- _Source text_
※

Lock-Free Rust: Crossbeam in 2019

[+] pcwalton|7 years ago|reply

People (including me) always talk about how memory safety without GC is the most important feature of Rust, but just as important is how easy Rust makes fine-grained parallelism. In Rust, you can often start off writing sequential code and then bolt parallelism on after the fact and have it all "just work" with improved performance, thanks to libraries like Crossbeam and Rayon and the way the ownership/borrowing rules enforce data race freedom. That's really powerful.

[+] est31|7 years ago|reply

And if it doesn't "just work" then there will be a clear error message pointing to the problem instead of nasal demons haunting you. That way you can debug and fix the problem much more easily.

[+] deepsun|7 years ago|reply

Wait, but Crossbeam does have a GC inside it.

[+] 2bitencryption|7 years ago|reply

Allow me to ask a dumb question:

At the end of the day, how can something that is safely concurrent also be lock-free? At the lowest level, what is the primitive that enforces the safety, if it's not a lock or mutex?

My brain starts to run in cricles when I think of this scenario: two threads trying to write to one piece of data. To do so safely, they need to take turns. Therefore, one has to wait for the other to complete. Therefore, one must acquire a mutually exclusive... hold on, that's a mutex!

Can someone please clear this up for me?

[+] coder543|7 years ago|reply

One word: atomics.

A simple example would be concurrently writing into a shared queue. To make it really simple, let's assume that this queue's buffer can only be written once, and then the program has to exit.

If we have a buffer in this queue that can hold 20 messages, and an atomic integer that represents the current index, then we could have two (or however many) threads writing into it at the same time by just doing "index = myAtomic.fetch_add(1)", which will atomically add one to the index, then return the previous value. Atomics are supported at a hardware level, so they're generally pretty efficient, and there definitely is no lock like a Mutex involved here. In the end, both threads are able to write into shared memory without conflicting with each other. Using one or two more atomic integers, we could support having one or more readers reading off of the queue at the same time that we're writing to it, and we could get to the point where we're able to start reusing the buffer in a circular fashion.

※

- _Raw data_
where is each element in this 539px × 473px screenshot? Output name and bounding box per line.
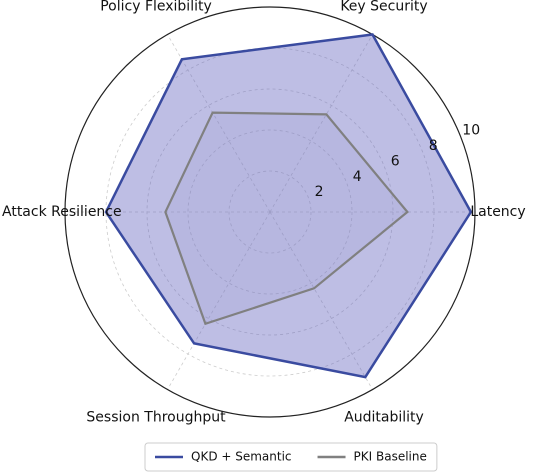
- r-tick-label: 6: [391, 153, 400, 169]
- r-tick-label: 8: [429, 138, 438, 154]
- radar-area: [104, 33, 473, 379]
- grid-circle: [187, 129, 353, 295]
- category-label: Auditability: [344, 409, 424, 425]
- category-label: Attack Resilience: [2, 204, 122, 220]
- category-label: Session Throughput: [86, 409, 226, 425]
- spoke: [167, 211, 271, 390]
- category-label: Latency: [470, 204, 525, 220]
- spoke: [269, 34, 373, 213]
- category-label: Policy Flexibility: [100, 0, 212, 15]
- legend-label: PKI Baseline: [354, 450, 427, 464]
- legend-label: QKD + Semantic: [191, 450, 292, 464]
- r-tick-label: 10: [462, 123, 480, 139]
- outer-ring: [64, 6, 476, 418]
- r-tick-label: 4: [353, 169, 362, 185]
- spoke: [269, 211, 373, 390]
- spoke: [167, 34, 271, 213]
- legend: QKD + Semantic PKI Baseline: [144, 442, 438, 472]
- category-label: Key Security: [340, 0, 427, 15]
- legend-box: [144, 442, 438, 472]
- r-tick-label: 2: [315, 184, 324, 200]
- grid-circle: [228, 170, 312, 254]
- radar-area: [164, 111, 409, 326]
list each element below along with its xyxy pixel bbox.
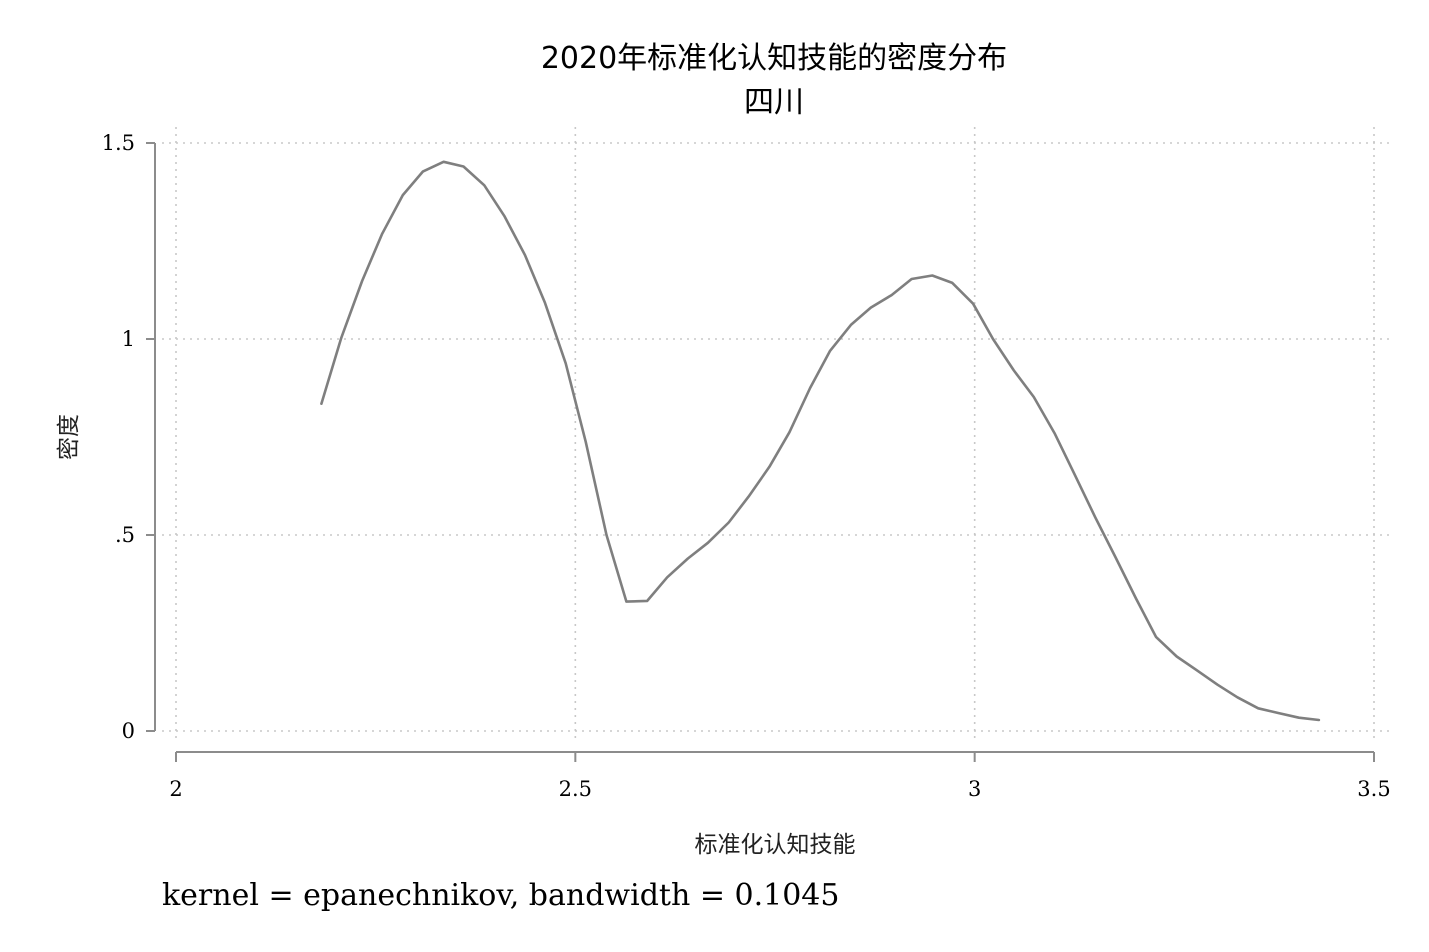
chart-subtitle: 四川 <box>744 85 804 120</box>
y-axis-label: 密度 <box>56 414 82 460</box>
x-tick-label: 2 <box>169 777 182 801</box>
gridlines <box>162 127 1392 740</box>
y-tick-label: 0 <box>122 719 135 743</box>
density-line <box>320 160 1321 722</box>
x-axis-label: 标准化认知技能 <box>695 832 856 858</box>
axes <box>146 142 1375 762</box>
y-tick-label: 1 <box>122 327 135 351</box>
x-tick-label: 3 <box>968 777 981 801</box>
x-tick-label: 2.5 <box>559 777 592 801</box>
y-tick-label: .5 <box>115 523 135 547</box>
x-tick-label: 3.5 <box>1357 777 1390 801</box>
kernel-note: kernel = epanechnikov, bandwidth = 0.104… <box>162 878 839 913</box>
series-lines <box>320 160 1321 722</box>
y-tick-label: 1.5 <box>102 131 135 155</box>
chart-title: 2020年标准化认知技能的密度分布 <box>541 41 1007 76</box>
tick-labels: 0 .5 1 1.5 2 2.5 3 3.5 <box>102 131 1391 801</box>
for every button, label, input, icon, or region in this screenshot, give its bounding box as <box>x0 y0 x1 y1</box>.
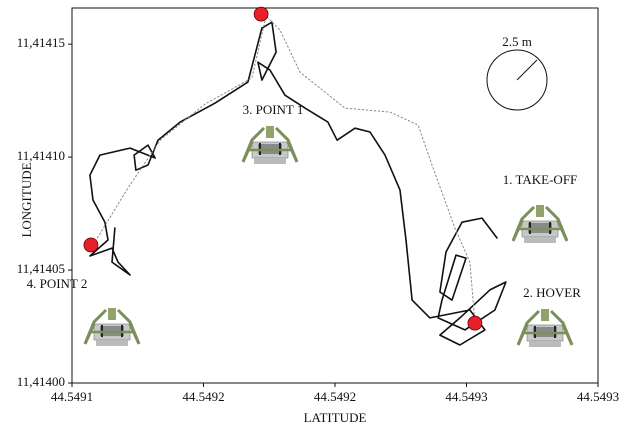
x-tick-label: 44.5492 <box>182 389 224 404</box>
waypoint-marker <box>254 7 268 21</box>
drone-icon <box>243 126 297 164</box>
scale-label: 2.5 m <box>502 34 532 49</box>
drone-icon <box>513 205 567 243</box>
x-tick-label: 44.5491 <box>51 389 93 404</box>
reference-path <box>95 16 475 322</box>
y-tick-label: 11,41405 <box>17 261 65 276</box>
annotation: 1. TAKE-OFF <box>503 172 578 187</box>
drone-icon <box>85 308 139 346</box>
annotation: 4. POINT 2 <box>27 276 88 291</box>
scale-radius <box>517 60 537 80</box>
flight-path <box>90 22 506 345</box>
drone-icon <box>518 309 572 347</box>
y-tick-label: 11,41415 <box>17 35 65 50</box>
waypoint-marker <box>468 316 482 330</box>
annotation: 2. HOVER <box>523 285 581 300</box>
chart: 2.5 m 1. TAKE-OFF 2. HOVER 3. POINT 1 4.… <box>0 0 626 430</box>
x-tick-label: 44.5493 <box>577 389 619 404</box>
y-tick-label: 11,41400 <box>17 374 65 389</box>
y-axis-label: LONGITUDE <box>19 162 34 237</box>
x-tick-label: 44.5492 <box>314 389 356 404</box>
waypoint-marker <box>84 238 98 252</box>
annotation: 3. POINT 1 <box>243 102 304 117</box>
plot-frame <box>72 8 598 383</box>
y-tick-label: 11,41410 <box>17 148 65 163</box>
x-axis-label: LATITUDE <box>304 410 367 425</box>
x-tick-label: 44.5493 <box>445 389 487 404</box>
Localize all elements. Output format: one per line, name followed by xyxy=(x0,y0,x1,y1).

※

- _Tasks to perform_
A. Decide whether each statement agrees with the Crossbeam thread: (i) it says atomics are supported at a hardware level; (ii) it describes a queue buffer that can hold 50 messages; (iii) one reply claims Crossbeam has a GC inside it. Answer yes or no for each, and quote the words from the thread that decide it.
B. Copy out the part of the Crossbeam thread that begins with the words "[+] 2bitencryption|7 years" and stops after the words "One word: atomics.".

- _Outputs_
A.
(i) Yes: "Atomics are supported at a hardware level"
(ii) No: "a buffer in this queue that can hold 20 messages"
(iii) Yes: "Wait, but Crossbeam does have a GC inside it."

B.
[+] 2bitencryption|7 years ago|reply

Allow me to ask a dumb question:

At the end of the day, how can something that is safely concurrent also be lock-free? At the lowest level, what is the primitive that enforces the safety, if it's not a lock or mutex?

My brain starts to run in cricles when I think of this scenario: two threads trying to write to one piece of data. To do so safely, they need to take turns. Therefore, one has to wait for the other to complete. Therefore, one must acquire a mutually exclusive... hold on, that's a mutex!

Can someone please clear this up for me?

[+] coder543|7 years ago|reply

One word: atomics.